Task statement: Tally the lines holding "stato" and state only that figure.
>>>>
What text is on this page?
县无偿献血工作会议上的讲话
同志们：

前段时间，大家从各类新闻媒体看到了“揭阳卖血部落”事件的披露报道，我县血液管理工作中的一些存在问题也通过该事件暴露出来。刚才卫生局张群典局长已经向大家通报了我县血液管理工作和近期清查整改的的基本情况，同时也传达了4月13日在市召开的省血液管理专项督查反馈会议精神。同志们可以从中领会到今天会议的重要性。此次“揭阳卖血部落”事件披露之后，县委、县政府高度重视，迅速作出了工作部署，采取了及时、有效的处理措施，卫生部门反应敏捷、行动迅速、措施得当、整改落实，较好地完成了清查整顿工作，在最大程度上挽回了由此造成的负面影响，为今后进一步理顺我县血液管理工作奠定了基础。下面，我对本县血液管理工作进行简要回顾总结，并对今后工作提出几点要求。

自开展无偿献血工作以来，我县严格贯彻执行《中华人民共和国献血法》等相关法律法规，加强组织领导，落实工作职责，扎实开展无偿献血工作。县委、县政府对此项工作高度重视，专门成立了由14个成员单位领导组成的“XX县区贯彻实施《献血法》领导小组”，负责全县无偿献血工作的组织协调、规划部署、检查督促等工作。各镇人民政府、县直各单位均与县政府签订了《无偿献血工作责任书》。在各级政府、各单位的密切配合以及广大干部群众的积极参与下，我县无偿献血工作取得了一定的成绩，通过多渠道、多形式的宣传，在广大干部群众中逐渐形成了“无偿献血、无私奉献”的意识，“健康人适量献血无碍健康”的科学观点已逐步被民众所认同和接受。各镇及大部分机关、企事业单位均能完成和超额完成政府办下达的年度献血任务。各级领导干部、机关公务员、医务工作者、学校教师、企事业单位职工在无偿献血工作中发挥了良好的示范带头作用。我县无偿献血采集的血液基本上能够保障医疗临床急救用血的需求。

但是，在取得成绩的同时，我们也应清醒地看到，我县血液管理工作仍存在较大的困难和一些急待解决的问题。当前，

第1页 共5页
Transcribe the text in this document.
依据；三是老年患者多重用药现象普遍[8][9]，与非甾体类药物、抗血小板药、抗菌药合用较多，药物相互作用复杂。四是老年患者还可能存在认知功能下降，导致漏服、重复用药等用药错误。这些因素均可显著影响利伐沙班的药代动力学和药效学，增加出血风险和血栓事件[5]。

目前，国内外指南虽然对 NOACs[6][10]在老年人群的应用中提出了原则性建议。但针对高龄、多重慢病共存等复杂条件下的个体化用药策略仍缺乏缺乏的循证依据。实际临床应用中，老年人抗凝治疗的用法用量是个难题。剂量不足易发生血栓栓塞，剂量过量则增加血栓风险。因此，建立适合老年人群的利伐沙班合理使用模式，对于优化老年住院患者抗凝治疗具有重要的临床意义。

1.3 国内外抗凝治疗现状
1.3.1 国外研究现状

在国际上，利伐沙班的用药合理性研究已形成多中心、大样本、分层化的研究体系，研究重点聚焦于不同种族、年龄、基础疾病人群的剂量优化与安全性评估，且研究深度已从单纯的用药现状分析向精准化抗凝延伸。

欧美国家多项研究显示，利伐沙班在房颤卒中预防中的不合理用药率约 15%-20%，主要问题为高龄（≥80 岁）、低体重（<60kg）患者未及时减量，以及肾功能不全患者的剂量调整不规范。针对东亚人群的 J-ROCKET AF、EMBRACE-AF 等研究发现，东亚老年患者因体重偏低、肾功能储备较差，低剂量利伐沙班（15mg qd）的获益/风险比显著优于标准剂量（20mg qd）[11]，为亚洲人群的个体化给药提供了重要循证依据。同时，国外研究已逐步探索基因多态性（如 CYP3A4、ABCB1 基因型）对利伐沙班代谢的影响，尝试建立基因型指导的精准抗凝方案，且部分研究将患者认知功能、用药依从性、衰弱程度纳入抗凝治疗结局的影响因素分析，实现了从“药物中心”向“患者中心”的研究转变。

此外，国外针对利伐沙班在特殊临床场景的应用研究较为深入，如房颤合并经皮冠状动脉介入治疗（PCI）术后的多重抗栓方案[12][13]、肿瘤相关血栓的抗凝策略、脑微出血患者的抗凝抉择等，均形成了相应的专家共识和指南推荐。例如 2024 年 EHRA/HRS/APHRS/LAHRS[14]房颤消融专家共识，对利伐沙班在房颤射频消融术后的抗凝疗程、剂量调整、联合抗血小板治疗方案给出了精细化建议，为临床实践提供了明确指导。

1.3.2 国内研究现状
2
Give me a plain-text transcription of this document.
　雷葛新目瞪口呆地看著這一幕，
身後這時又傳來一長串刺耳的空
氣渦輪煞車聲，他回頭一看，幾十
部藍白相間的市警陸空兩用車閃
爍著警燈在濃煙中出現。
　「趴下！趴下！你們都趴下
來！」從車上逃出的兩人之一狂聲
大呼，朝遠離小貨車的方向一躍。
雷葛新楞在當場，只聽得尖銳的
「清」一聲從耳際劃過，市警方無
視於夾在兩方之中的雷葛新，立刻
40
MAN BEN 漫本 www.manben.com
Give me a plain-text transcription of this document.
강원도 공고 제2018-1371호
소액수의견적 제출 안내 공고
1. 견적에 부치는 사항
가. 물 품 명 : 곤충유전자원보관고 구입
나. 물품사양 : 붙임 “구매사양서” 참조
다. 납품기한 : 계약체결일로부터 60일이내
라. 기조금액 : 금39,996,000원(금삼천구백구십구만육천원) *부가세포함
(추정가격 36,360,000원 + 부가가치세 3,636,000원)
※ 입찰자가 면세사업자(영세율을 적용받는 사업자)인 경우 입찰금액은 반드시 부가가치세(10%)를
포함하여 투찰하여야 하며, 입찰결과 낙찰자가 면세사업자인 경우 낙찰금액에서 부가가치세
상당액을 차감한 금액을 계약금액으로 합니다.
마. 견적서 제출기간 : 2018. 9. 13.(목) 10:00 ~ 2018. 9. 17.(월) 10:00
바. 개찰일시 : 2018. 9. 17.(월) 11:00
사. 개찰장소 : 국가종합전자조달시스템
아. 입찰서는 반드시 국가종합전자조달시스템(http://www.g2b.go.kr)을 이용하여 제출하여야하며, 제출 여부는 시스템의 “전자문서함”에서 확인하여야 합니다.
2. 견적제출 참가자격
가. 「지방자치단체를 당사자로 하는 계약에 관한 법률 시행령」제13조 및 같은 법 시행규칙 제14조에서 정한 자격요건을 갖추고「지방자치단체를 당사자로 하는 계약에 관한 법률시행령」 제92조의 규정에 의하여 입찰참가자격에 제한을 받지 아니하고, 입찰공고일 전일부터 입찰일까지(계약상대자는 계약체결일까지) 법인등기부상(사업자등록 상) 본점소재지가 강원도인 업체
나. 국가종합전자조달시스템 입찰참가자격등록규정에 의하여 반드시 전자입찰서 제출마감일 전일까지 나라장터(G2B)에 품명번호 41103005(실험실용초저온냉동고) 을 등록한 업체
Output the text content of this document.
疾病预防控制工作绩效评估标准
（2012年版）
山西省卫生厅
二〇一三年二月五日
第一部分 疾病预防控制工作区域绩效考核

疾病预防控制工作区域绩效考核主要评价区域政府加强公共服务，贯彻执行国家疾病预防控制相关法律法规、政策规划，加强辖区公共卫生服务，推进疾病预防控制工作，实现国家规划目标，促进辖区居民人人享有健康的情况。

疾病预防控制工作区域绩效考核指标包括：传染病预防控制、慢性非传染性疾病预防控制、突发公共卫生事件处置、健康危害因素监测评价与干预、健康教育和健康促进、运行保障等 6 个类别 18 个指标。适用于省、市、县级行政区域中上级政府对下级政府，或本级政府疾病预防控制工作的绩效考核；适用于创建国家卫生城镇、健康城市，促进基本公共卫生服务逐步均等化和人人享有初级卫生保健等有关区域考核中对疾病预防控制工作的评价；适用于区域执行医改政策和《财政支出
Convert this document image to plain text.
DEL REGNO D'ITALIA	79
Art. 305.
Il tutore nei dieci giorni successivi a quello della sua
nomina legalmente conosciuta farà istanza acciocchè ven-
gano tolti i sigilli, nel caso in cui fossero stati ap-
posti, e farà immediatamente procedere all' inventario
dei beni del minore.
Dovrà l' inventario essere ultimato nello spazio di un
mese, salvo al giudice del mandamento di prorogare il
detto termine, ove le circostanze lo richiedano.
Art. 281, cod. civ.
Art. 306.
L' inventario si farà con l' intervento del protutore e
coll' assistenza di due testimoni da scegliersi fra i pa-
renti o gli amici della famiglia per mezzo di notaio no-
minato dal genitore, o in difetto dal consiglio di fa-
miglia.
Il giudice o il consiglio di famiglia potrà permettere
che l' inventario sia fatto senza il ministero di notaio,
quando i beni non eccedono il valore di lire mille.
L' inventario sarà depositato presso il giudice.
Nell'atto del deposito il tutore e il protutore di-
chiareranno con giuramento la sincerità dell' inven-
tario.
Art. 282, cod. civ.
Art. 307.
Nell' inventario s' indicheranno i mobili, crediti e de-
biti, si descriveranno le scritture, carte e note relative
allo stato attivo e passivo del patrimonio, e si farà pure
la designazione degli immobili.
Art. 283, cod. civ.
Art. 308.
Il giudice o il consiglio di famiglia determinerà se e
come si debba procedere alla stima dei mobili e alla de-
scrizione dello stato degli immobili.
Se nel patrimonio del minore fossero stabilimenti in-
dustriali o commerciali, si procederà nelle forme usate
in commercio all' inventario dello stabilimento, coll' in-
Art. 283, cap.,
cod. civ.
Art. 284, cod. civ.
<<<<
Correct result: 2